[EXERCISE PROMPT] Pick out every line holding the string "JSON" and copy it.

[THE RECORDS]
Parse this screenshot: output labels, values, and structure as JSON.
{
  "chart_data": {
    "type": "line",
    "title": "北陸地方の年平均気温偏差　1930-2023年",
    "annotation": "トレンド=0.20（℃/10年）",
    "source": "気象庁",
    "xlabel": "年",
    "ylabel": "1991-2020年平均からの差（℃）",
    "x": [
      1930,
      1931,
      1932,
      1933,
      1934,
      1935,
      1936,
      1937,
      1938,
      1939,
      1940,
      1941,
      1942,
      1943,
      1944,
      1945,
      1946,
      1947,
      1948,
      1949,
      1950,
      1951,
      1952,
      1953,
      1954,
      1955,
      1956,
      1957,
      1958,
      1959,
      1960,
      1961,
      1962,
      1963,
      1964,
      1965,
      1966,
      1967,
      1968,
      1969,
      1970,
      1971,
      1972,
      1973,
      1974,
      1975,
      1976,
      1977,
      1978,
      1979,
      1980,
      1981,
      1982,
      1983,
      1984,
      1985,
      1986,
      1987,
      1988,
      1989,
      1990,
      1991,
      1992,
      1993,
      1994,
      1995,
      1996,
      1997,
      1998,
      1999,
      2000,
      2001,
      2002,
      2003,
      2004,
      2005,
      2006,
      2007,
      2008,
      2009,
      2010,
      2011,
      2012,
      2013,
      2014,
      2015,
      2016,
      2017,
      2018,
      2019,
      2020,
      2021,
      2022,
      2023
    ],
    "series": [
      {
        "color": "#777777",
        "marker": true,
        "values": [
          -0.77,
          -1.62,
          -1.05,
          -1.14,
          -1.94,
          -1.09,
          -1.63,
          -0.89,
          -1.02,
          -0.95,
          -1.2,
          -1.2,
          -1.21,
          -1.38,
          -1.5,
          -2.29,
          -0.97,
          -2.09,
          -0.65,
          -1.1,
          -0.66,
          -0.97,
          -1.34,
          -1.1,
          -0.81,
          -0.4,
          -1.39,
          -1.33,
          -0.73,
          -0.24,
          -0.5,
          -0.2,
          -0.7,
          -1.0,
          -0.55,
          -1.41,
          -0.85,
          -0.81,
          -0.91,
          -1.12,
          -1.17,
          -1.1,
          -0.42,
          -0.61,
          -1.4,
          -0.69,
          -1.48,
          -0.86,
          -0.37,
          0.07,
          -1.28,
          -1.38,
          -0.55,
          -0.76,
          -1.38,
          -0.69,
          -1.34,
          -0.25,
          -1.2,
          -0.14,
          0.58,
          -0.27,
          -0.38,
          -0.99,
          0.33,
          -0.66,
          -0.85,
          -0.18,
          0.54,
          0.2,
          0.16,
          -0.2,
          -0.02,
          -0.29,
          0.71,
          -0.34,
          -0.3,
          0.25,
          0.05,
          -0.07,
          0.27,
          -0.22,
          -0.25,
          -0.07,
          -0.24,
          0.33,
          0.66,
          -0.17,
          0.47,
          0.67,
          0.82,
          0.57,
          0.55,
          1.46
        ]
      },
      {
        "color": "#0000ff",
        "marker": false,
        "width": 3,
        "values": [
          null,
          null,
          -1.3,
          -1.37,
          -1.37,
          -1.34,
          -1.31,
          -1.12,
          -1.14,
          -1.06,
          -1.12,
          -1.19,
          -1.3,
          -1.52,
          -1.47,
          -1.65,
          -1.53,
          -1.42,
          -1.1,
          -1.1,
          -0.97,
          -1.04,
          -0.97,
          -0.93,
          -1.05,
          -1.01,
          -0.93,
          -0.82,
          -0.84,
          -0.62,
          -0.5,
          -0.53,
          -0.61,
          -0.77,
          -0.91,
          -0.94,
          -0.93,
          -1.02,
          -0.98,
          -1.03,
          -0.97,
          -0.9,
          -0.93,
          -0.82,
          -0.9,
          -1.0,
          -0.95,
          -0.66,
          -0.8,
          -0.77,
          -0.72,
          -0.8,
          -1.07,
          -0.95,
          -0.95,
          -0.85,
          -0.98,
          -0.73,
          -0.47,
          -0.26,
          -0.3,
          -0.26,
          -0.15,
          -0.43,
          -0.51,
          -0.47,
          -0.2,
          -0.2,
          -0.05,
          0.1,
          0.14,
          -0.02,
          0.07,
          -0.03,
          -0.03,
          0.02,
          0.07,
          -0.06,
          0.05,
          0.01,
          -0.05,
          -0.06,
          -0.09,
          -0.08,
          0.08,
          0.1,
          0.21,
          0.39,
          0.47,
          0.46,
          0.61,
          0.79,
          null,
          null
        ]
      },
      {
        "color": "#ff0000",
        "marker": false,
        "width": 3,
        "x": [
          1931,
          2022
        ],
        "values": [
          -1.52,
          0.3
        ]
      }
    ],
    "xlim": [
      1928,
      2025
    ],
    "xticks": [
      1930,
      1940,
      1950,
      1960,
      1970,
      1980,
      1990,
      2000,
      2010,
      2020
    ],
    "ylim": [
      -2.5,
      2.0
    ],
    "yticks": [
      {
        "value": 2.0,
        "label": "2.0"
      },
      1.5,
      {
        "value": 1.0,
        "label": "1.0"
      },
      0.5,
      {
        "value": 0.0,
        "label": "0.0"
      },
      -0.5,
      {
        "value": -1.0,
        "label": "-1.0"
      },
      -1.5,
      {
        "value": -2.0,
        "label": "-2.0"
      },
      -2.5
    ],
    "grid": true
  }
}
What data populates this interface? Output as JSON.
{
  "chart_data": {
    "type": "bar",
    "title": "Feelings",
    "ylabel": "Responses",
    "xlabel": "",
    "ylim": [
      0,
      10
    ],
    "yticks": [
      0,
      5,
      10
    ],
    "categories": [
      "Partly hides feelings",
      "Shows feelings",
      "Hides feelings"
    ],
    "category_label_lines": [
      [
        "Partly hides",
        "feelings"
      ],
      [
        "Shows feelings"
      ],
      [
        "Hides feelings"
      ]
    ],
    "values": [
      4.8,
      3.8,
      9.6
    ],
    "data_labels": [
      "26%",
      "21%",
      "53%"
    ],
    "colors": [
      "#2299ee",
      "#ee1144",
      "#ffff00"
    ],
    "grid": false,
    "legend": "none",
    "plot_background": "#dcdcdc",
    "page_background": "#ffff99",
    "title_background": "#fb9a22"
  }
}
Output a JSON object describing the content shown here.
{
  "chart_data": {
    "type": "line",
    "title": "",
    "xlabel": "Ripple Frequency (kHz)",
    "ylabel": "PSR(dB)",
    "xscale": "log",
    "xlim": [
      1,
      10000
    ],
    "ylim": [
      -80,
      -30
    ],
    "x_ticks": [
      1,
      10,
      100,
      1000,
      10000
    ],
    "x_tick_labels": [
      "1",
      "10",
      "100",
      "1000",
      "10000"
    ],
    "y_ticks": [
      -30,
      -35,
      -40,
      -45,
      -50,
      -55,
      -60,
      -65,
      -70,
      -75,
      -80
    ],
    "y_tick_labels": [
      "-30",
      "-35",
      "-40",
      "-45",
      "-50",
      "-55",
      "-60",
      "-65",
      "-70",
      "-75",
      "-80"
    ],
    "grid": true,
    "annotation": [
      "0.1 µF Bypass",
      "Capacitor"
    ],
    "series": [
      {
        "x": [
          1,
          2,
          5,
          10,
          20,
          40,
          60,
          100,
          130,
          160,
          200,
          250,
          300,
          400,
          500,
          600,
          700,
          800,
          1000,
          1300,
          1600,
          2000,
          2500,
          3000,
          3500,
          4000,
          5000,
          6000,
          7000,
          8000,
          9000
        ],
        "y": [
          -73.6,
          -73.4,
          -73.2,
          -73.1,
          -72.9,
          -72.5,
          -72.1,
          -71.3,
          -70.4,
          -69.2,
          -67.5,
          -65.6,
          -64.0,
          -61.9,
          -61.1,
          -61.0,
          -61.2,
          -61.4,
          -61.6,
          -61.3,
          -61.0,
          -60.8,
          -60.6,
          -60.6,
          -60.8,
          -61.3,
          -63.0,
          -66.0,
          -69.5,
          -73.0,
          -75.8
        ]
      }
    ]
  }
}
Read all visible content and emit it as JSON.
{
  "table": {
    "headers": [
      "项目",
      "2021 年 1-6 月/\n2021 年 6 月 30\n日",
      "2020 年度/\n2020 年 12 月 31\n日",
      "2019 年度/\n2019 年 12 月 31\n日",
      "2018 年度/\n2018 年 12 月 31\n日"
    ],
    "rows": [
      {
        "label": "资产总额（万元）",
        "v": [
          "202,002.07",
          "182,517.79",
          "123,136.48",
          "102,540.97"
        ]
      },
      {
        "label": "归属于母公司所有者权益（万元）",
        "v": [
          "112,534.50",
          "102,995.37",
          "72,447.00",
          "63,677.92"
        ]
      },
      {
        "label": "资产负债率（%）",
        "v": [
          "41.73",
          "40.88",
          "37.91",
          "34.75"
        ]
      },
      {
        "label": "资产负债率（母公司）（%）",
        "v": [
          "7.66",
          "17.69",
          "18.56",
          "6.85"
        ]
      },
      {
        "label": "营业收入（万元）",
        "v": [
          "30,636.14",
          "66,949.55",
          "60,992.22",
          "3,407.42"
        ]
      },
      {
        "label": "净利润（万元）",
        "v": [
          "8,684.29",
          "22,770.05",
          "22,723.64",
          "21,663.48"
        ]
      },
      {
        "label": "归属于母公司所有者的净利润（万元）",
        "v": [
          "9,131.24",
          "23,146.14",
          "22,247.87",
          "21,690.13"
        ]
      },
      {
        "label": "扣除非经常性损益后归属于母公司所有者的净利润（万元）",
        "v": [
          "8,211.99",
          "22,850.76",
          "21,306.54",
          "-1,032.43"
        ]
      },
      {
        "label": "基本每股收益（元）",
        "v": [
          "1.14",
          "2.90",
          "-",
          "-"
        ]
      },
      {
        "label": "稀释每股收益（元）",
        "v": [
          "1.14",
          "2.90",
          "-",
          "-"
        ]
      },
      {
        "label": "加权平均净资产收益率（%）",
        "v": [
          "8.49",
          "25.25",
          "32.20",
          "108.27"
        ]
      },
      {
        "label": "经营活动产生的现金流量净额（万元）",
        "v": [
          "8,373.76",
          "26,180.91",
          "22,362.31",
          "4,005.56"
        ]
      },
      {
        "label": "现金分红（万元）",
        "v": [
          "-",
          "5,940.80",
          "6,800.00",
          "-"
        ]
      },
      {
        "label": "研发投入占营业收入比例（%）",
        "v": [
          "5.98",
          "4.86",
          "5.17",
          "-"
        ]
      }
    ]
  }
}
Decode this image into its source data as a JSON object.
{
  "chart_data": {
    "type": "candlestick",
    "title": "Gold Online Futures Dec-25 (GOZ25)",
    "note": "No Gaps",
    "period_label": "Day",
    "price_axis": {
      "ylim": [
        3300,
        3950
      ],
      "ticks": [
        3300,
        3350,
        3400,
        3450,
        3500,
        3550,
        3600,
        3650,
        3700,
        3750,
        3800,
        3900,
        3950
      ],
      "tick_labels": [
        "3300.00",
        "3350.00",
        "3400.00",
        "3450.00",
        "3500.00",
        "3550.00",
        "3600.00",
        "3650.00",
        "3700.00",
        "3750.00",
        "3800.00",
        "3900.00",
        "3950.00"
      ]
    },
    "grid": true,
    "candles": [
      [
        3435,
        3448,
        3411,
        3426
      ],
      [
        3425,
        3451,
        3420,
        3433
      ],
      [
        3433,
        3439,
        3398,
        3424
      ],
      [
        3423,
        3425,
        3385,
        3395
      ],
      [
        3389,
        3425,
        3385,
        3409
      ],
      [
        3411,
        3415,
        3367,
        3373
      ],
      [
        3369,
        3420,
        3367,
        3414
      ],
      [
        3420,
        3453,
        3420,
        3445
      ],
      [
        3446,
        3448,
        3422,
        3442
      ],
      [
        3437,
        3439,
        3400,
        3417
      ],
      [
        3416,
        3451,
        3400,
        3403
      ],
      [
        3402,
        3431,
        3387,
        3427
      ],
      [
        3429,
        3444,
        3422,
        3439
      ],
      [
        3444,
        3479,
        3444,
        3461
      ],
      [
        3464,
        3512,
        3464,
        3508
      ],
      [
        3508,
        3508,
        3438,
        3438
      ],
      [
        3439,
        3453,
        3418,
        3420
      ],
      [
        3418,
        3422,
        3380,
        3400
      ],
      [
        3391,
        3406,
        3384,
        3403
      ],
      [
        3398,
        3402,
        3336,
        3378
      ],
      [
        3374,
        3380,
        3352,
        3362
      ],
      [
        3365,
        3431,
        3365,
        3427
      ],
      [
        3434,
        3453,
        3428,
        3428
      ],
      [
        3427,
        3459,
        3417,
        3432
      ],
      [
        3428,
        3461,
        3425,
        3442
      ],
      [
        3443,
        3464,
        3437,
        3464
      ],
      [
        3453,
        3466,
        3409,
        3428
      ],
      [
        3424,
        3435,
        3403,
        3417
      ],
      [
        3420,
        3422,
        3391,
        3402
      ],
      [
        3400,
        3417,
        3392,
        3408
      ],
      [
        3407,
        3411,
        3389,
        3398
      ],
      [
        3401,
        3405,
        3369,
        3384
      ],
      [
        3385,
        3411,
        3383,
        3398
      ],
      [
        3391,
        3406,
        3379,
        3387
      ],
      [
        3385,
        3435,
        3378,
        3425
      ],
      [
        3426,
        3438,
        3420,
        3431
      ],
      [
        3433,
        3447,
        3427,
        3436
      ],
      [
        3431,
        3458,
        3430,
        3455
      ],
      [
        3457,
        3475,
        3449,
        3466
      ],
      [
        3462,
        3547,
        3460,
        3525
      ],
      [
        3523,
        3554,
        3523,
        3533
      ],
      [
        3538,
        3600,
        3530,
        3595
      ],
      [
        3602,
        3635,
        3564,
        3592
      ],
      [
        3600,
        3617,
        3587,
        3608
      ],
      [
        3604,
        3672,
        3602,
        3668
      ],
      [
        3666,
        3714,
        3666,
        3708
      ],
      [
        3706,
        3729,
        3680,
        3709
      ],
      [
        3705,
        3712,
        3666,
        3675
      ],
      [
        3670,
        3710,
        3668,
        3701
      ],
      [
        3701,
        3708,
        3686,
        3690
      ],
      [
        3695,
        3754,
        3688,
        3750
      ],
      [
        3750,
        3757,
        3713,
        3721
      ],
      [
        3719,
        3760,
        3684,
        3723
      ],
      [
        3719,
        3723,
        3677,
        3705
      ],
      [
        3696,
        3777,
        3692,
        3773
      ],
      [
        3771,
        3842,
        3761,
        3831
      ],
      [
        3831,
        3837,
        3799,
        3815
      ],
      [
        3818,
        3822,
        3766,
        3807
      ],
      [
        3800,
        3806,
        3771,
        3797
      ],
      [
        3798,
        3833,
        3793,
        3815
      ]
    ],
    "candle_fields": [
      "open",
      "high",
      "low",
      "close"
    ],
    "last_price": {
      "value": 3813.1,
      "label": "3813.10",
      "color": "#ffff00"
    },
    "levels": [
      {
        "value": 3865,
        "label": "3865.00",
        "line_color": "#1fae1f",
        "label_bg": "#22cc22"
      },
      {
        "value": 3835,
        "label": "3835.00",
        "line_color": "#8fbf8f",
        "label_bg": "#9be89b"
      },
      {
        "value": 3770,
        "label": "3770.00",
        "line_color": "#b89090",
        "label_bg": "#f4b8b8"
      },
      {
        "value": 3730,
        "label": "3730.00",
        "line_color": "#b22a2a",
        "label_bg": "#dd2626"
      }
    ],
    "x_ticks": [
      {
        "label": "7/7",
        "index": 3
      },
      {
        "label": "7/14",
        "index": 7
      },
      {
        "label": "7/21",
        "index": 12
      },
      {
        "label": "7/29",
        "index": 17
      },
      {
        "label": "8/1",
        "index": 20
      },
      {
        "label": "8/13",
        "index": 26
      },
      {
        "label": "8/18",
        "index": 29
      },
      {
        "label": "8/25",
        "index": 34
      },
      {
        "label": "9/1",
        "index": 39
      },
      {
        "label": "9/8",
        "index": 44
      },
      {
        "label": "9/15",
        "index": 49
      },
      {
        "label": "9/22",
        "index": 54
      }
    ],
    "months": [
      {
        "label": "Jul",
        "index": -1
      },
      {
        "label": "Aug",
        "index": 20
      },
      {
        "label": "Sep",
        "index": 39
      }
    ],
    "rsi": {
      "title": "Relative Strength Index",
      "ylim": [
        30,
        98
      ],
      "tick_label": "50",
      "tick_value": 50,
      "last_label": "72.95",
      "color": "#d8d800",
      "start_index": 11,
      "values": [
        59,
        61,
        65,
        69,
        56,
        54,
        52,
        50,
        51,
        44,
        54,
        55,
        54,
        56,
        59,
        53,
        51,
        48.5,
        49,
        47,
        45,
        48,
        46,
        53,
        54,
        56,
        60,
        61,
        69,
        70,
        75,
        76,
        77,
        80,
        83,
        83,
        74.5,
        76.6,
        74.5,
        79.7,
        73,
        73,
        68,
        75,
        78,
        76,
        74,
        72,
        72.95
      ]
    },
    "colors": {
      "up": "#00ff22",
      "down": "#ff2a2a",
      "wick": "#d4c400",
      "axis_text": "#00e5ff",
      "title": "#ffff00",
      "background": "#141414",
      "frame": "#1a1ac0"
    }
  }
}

[WRITTEN RESPONSE]
Parse this screenshot: output labels, values, and structure as JSON.
What data populates this interface? Output as JSON.
Output a JSON object describing the content shown here.
Read all visible content and emit it as JSON.
Decode this image into its source data as a JSON object.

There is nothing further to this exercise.